The tasks =>
1. In the text on orthogonal polynomials, swap "leading terms" for "highest-degree terms" and give the passage between "We have \[p_n(x)=x^n" and "with \(k \lt n\).", inclusive.
2. Answer these questions using the text on orthogonal polynomials:
(a) In a set of monic polynomials, what value must the coefficient of highest degree have?
(b) What condition on lambda_0 is needed for the value of a in p_1(x) to make sense?
(c) What is the degree of the polynomial p_{n+1} - x p_n?
3. Go on with the text on orthogonal polynomials from the point where it stops.

Source document =>
Begin

Polynomials
Orthogonal sets
Two polynomials are orthogonal relative to a given functional if \(\langle\lambda | pq\rangle =0\). It is often convenient to create sets where there is one polynomial for every possible degree and polynomials of different degree are orthogonal. The further requirement that the coefficient of highest degree is 1, creates a set of “monic” polynomials. If the coefficient ring is an algebraic field, one can divide any polynomial by the value of its highest degree coefficient to give a monic polynomial. For convenience, we define \(\lambda_n = \langle \lambda | x^n \rangle\).
So let’s start. The monic definition requires that the initial zero-degree polynomial \(p_0(x)=1\). For \(n \gt 0\), \(\langle \lambda | p_0 p_n \rangle=\langle \lambda | p_n \rangle =0 \).
For \(p_1(x) = a + x\), this determines \(a\): \[\langle \lambda | a + x\rangle = \lambda_0 a + \lambda_1 =0 \implies a = -\lambda_1/\lambda_0\]
For this to make sense, we need \(\lambda_0 \neq 0\). We could redefine the functional so that \(\langle \lambda | 1\rangle = 1\).
We have \[p_n(x)=x^n +\sum\limits_{k=0}^{n-1} a_k p_k(x)\]
If \(m \gt n \), \[\langle \lambda | p_m x^n \rangle = \langle \lambda | p_m (p_n -\sum\limits_{k=0}^{n-1} a_k p_k ) \rangle=0,\] by orthogonality.
Since the leading terms of the \(p_n\) have been chosen to be \(x^n\), we also have \[\langle \lambda | p_n x^n \rangle = \langle \lambda | p_n x^m p_{n-m} \rangle\] and in particular, \[\langle \lambda | p_n x^n \rangle = \langle \lambda | p_n^2 \rangle\]
We can investigate \(p_{n+1}\) in stages. Now \(p_{n+1} - xp_n\) is a polynomial of degree n. If \(k\lt n-1\), \(\langle \lambda | p_k p_{n+1}\rangle =0\) and \(\langle \lambda | p_k xp_n \rangle\) is a sum of terms \(\langle \lambda | x^k p_n \rangle=0\) with \(k \lt n\).

End

Record extracts =>

Begin

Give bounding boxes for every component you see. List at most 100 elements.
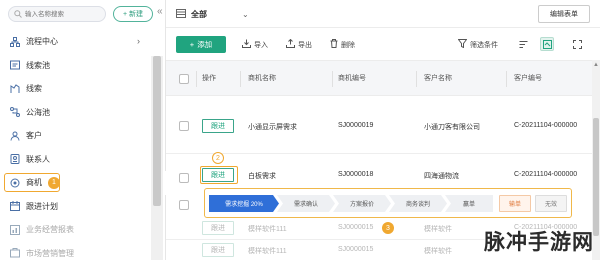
contact-icon: [10, 154, 20, 165]
sidebar-item-business-report[interactable]: 业务经营报表: [0, 218, 166, 242]
follow-button[interactable]: 跟进: [202, 119, 234, 133]
plan-icon: [10, 201, 20, 212]
header-opportunity-name: 商机名称: [248, 75, 276, 82]
column-divider: [506, 71, 507, 87]
card-view-icon[interactable]: [540, 37, 554, 51]
opportunity-code: SJ0000019: [338, 122, 374, 129]
sidebar-menu: 流程中心 › 线索池 线索 公海池 客户 联系人 商机 1 跟进计划 业务经营报…: [0, 30, 166, 260]
opportunity-name[interactable]: 模样软件111: [248, 246, 287, 256]
sidebar-search-row: + 新建: [8, 6, 158, 22]
row-checkbox[interactable]: [179, 121, 189, 131]
import-label: 导入: [254, 41, 268, 49]
opportunity-name[interactable]: 白板需求: [248, 171, 276, 181]
sidebar-item-label: 线索池: [26, 60, 50, 70]
row-checkbox[interactable]: [179, 173, 189, 183]
sidebar-item-contact[interactable]: 联系人: [0, 148, 166, 172]
table-view-icon: [176, 8, 186, 20]
marketing-icon: [10, 248, 20, 258]
plus-icon: +: [189, 40, 195, 49]
sidebar-item-label: 联系人: [26, 154, 50, 164]
export-icon: [286, 38, 295, 50]
import-button[interactable]: 导入: [242, 38, 268, 51]
trash-icon: [330, 39, 338, 50]
export-button[interactable]: 导出: [286, 38, 312, 51]
sort-icon[interactable]: [516, 37, 530, 51]
customer-code: C-20211104-000000: [514, 171, 578, 178]
opportunity-name[interactable]: 小通显示屏需求: [248, 122, 297, 132]
sidebar-item-label: 客户: [26, 131, 42, 141]
row-checkbox[interactable]: [179, 200, 189, 210]
stage-solution-quote[interactable]: 方案报价: [333, 195, 391, 212]
customer-name[interactable]: 模样软件: [424, 246, 452, 256]
new-button[interactable]: + 新建: [113, 6, 153, 22]
chevron-right-icon: ›: [137, 36, 140, 46]
sidebar-item-follow-plan[interactable]: 跟进计划: [0, 195, 166, 219]
opportunity-name[interactable]: 模样软件111: [248, 224, 287, 234]
report-icon: [10, 224, 20, 235]
select-all-checkbox[interactable]: [179, 74, 189, 84]
customer-code: C-20211104-000000: [514, 122, 578, 129]
add-button[interactable]: + 添加: [176, 36, 226, 53]
sidebar-item-customer[interactable]: 客户: [0, 124, 166, 148]
scroll-up-icon[interactable]: ▲: [593, 62, 599, 68]
filter-icon: [457, 39, 468, 50]
toolbar: + 添加 导入 导出 删除 筛选条件: [166, 28, 600, 60]
stage-business-negotiation[interactable]: 商务谈判: [389, 195, 447, 212]
column-divider: [416, 71, 417, 87]
sidebar-item-process-center[interactable]: 流程中心 ›: [0, 30, 166, 54]
header-customer-name: 客户名称: [424, 75, 452, 82]
sidebar-item-opportunity[interactable]: 商机 1: [0, 171, 166, 195]
stage-invalid[interactable]: 无效: [535, 195, 567, 212]
stage-label: 输单: [508, 202, 521, 208]
customer-name[interactable]: 模样软件: [424, 224, 452, 234]
table-row[interactable]: 跟进 小通显示屏需求 SJ0000019 小通刀客有限公司 C-20211104…: [166, 98, 600, 154]
plus-icon: +: [122, 10, 128, 18]
stage-lose[interactable]: 输单: [499, 195, 531, 212]
column-divider: [196, 71, 197, 87]
sidebar: + 新建 « 流程中心 › 线索池 线索 公海池 客户 联系人: [0, 0, 166, 260]
fullscreen-icon[interactable]: [570, 37, 584, 51]
sidebar-item-marketing[interactable]: 市场营销管理: [0, 242, 166, 260]
main-panel: 全部 ⌄ 编辑表单 + 添加 导入 导出 删除 筛选条件 操作 商机名称 商机编…: [166, 0, 600, 260]
stage-win[interactable]: 赢单: [445, 195, 493, 212]
sidebar-item-clue[interactable]: 线索: [0, 77, 166, 101]
stage-label: 需求确认: [293, 202, 318, 208]
delete-button[interactable]: 删除: [330, 38, 355, 51]
header-action: 操作: [202, 75, 216, 82]
follow-button[interactable]: 跟进: [202, 243, 234, 257]
follow-button[interactable]: 跟进: [202, 168, 234, 182]
column-divider: [332, 71, 333, 87]
sidebar-item-clue-pool[interactable]: 线索池: [0, 54, 166, 78]
stage-requirement-mining[interactable]: 需求挖掘 20%: [209, 195, 279, 212]
table-scroll-thumb[interactable]: [593, 118, 599, 236]
stage-requirement-confirm[interactable]: 需求确认: [277, 195, 335, 212]
new-button-label: 新建: [129, 11, 144, 18]
sidebar-item-public-sea[interactable]: 公海池: [0, 101, 166, 125]
chevron-down-icon: ⌄: [242, 9, 249, 19]
collapse-sidebar-icon[interactable]: «: [157, 6, 163, 17]
table-header: 操作 商机名称 商机编号 客户名称 客户编号: [166, 60, 600, 96]
clue-icon: [10, 84, 20, 94]
search-input[interactable]: [25, 9, 103, 20]
filter-button[interactable]: 筛选条件: [457, 38, 498, 51]
customer-name[interactable]: 小通刀客有限公司: [424, 122, 480, 132]
pool-icon: [10, 60, 20, 70]
follow-button[interactable]: 跟进: [202, 221, 234, 235]
add-button-label: 添加: [197, 40, 213, 49]
view-select[interactable]: 全部 ⌄: [176, 5, 280, 23]
stage-label: 赢单: [462, 202, 475, 208]
export-label: 导出: [298, 41, 312, 49]
sidebar-scroll-thumb[interactable]: [153, 56, 161, 206]
customer-name[interactable]: 四海通物流: [424, 171, 459, 181]
highlight-box: [4, 173, 60, 192]
stage-label: 商务谈判: [405, 202, 430, 208]
header-opportunity-code: 商机编号: [338, 75, 366, 82]
topbar: 全部 ⌄ 编辑表单: [166, 0, 600, 28]
search-icon: [14, 10, 22, 18]
customer-icon: [10, 131, 20, 141]
edit-form-button[interactable]: 编辑表单: [538, 5, 590, 23]
sidebar-item-label: 流程中心: [26, 37, 58, 47]
search-box[interactable]: [8, 6, 106, 22]
sidebar-item-label: 线索: [26, 84, 42, 94]
opportunity-code: SJ0000015: [338, 224, 374, 231]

End

Answers to the exercise =>
1.
We have \[p_n(x)=x^n +\sum\limits_{k=0}^{n-1} a_k p_k(x)\]
If \(m \gt n \), \[\langle \lambda | p_m x^n \rangle = \langle \lambda | p_m (p_n -\sum\limits_{k=0}^{n-1} a_k p_k ) \rangle=0,\] by orthogonality.
Since the highest-degree terms of the \(p_n\) have been chosen to be \(x^n\), we also have \[\langle \lambda | p_n x^n \rangle = \langle \lambda | p_n x^m p_{n-m} \rangle\] and in particular, \[\langle \lambda | p_n x^n \rangle = \langle \lambda | p_n^2 \rangle\]
We can investigate \(p_{n+1}\) in stages. Now \(p_{n+1} - xp_n\) is a polynomial of degree n. If \(k\lt n-1\), \(\langle \lambda | p_k p_{n+1}\rangle =0\) and \(\langle \lambda | p_k xp_n \rangle\) is a sum of terms \(\langle \lambda | x^k p_n \rangle=0\) with \(k \lt n\).

2.
(a) 1
(b) lambda_0 must not equal 0.
(c) n

3.
One of the main uses of orthogonality is to simplify the expression of a general polynomial in terms of a given monic set \(\{p_n\}\). In this, we can certainly express, \(\deg(q)=M\) as: \[q=\sum\limits_{k=0}^M a_k p_k\]
Orthogonality then gives \(\langle \lambda | p_k q \rangle = a_k \langle \lambda | p_k^2\rangle\). So \(a_k = \langle \lambda | p_k q \rangle/\langle \lambda | p_k^2\rangle\) is well defined and unique, so long as \(\langle\lambda | p_k^2\rangle\neq 0\)
Applying this reasoning to \(p_{n+1} - xp_n\), we already have that there are no terms \(a_k p_k\) for \(k\lt n-1\). Hence \(p_{n+1} = (x+a_n)p_n + b_np_{n-1}\). This is a “three-term recurrence relation”.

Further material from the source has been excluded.